Transcribe every item below, keeping each line identical to the original.

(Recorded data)
* * *

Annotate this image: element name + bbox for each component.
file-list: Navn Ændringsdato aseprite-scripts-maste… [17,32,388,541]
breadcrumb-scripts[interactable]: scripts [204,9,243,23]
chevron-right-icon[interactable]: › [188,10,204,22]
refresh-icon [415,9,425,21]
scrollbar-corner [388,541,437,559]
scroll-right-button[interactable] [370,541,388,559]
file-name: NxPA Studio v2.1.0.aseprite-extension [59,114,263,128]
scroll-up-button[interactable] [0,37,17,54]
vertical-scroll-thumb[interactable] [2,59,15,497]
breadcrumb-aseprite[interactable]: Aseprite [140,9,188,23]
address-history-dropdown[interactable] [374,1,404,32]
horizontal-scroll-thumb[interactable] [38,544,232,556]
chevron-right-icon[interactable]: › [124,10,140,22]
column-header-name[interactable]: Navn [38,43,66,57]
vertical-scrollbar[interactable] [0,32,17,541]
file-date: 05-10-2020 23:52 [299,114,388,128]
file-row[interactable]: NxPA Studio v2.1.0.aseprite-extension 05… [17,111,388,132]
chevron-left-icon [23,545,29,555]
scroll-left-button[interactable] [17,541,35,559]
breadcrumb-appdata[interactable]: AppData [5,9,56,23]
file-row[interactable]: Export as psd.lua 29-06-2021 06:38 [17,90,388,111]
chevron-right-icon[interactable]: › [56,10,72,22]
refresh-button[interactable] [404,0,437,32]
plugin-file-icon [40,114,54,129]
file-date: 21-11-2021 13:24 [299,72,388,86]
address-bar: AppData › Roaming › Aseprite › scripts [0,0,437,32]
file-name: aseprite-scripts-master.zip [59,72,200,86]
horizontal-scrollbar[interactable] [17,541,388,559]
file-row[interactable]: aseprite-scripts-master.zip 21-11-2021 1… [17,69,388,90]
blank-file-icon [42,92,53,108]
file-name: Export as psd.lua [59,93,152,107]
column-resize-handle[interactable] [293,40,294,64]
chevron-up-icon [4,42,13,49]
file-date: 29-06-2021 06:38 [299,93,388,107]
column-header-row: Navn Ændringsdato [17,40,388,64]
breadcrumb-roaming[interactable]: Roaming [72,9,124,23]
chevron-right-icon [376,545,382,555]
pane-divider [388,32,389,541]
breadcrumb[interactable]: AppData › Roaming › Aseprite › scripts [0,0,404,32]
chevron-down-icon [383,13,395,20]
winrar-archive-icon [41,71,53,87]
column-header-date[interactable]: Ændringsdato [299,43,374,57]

* * *

# REPLY:
Annotate this image: element name + bbox for each component.
file-list: Navn Ændringsdato aseprite-scripts-maste… [17,32,388,541]
breadcrumb-scripts[interactable]: scripts [204,9,243,23]
chevron-right-icon[interactable]: › [188,10,204,22]
refresh-icon [415,9,425,21]
scrollbar-corner [388,541,437,559]
scroll-right-button[interactable] [370,541,388,559]
file-name: NxPA Studio v2.1.0.aseprite-extension [59,114,263,128]
scroll-up-button[interactable] [0,37,17,54]
vertical-scroll-thumb[interactable] [2,59,15,497]
breadcrumb-aseprite[interactable]: Aseprite [140,9,188,23]
address-history-dropdown[interactable] [374,1,404,32]
horizontal-scroll-thumb[interactable] [38,544,232,556]
chevron-right-icon[interactable]: › [124,10,140,22]
column-header-name[interactable]: Navn [38,43,66,57]
vertical-scrollbar[interactable] [0,32,17,541]
file-date: 05-10-2020 23:52 [299,114,388,128]
file-row[interactable]: NxPA Studio v2.1.0.aseprite-extension 05… [17,111,388,132]
chevron-left-icon [23,545,29,555]
scroll-left-button[interactable] [17,541,35,559]
breadcrumb-appdata[interactable]: AppData [5,9,56,23]
file-row[interactable]: Export as psd.lua 29-06-2021 06:38 [17,90,388,111]
chevron-right-icon[interactable]: › [56,10,72,22]
refresh-button[interactable] [404,0,437,32]
plugin-file-icon [40,114,54,129]
file-date: 21-11-2021 13:24 [299,72,388,86]
address-bar: AppData › Roaming › Aseprite › scripts [0,0,437,32]
file-name: aseprite-scripts-master.zip [59,72,200,86]
horizontal-scrollbar[interactable] [17,541,388,559]
file-row[interactable]: aseprite-scripts-master.zip 21-11-2021 1… [17,69,388,90]
blank-file-icon [42,92,53,108]
file-name: Export as psd.lua [59,93,152,107]
column-resize-handle[interactable] [293,40,294,64]
chevron-up-icon [4,42,13,49]
file-date: 29-06-2021 06:38 [299,93,388,107]
column-header-row: Navn Ændringsdato [17,40,388,64]
breadcrumb-roaming[interactable]: Roaming [72,9,124,23]
chevron-right-icon [376,545,382,555]
pane-divider [388,32,389,541]
breadcrumb[interactable]: AppData › Roaming › Aseprite › scripts [0,0,404,32]
chevron-down-icon [383,13,395,20]
winrar-archive-icon [41,71,53,87]
column-header-date[interactable]: Ændringsdato [299,43,374,57]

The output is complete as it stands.